**SET PROBLEM**
In the entries below, find every line with "大学生思想政治教育发展现状" and copy it.

**GIVEN RECORDS**
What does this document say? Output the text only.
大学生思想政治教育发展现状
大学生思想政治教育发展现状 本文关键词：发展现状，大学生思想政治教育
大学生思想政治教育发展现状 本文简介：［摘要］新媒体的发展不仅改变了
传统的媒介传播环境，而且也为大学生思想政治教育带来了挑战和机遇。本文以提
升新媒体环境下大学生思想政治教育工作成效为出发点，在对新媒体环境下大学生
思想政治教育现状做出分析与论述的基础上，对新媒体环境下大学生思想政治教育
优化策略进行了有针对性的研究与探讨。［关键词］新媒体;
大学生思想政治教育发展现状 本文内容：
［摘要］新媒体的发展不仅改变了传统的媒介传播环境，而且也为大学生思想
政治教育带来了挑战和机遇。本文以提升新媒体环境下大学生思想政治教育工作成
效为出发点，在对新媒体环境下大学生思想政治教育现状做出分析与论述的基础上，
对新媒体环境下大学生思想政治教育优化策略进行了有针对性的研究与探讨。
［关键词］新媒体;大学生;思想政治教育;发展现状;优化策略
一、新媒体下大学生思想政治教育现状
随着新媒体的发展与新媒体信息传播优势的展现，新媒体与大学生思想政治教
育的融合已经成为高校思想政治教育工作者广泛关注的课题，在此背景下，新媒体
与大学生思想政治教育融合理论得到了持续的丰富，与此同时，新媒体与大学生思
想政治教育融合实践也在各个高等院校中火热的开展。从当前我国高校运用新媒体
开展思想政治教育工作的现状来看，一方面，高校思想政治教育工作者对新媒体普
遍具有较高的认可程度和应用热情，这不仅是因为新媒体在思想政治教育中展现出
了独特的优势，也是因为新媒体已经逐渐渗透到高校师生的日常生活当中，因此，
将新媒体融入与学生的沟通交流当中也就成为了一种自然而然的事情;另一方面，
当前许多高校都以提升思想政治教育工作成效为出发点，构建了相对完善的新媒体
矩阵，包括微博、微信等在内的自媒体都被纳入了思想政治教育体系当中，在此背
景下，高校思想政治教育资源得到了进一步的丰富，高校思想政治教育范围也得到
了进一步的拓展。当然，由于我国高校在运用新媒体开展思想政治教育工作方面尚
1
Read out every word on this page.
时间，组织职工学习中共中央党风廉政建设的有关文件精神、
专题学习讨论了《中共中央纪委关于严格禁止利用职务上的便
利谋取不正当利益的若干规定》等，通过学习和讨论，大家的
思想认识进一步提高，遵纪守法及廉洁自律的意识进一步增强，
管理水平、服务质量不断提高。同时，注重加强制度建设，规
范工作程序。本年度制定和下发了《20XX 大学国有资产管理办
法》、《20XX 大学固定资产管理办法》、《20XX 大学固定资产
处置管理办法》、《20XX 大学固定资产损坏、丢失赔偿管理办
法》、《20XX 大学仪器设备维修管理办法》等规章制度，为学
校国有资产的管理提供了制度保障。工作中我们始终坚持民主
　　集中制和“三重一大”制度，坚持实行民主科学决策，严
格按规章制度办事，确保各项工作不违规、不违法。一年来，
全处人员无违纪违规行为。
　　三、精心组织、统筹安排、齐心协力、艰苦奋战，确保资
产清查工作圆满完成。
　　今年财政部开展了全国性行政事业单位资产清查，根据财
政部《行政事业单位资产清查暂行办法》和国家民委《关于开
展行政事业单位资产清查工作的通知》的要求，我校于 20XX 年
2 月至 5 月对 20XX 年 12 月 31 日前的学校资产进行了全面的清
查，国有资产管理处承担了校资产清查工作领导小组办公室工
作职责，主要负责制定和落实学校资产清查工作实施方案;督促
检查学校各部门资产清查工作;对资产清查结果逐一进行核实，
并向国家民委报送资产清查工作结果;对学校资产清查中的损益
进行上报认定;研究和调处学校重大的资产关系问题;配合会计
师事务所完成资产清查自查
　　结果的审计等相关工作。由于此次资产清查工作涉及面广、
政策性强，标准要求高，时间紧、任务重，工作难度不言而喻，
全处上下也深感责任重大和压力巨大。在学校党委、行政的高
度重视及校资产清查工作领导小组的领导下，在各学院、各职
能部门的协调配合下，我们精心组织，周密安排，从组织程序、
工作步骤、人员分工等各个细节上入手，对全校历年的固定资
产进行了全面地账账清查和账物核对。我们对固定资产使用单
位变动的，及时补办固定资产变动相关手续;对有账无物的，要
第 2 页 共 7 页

**ANSWER FOR THIS EXERCISE**
大学生思想政治教育发展现状
大学生思想政治教育发展现状 本文关键词：发展现状，大学生思想政治教育
大学生思想政治教育发展现状 本文简介：［摘要］新媒体的发展不仅改变了
大学生思想政治教育发展现状 本文内容：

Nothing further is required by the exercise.